| Problem to solve |
Print the data exactly, leaving nothing out.

# Extracted data start

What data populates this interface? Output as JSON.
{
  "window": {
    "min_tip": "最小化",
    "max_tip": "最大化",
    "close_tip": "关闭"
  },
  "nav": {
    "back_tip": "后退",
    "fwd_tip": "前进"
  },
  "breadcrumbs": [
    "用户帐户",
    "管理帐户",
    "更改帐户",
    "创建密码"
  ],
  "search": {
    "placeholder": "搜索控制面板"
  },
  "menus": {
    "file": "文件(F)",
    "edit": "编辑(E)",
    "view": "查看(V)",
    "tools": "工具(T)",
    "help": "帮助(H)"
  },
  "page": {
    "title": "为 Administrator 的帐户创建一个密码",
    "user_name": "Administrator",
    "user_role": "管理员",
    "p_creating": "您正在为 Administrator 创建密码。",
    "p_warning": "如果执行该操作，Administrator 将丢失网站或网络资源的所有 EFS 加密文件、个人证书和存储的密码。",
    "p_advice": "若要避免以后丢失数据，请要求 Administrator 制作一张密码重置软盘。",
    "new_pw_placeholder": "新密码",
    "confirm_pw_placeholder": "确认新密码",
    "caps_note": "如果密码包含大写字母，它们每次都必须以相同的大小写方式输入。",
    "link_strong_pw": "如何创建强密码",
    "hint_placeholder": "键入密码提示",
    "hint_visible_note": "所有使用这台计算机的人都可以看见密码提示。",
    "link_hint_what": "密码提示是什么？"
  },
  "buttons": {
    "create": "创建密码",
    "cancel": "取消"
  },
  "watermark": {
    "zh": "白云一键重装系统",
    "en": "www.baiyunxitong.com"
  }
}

# Extracted data end

| Reply to the task |
What data populates this interface? Output as JSON.
{
  "window": {
    "min_tip": "最小化",
    "max_tip": "最大化",
    "close_tip": "关闭"
  },
  "nav": {
    "back_tip": "后退",
    "fwd_tip": "前进"
  },
  "breadcrumbs": [
    "用户帐户",
    "管理帐户",
    "更改帐户",
    "创建密码"
  ],
  "search": {
    "placeholder": "搜索控制面板"
  },
  "menus": {
    "file": "文件(F)",
    "edit": "编辑(E)",
    "view": "查看(V)",
    "tools": "工具(T)",
    "help": "帮助(H)"
  },
  "page": {
    "title": "为 Administrator 的帐户创建一个密码",
    "user_name": "Administrator",
    "user_role": "管理员",
    "p_creating": "您正在为 Administrator 创建密码。",
    "p_warning": "如果执行该操作，Administrator 将丢失网站或网络资源的所有 EFS 加密文件、个人证书和存储的密码。",
    "p_advice": "若要避免以后丢失数据，请要求 Administrator 制作一张密码重置软盘。",
    "new_pw_placeholder": "新密码",
    "confirm_pw_placeholder": "确认新密码",
    "caps_note": "如果密码包含大写字母，它们每次都必须以相同的大小写方式输入。",
    "link_strong_pw": "如何创建强密码",
    "hint_placeholder": "键入密码提示",
    "hint_visible_note": "所有使用这台计算机的人都可以看见密码提示。",
    "link_hint_what": "密码提示是什么？"
  },
  "buttons": {
    "create": "创建密码",
    "cancel": "取消"
  },
  "watermark": {
    "zh": "白云一键重装系统",
    "en": "www.baiyunxitong.com"
  }
}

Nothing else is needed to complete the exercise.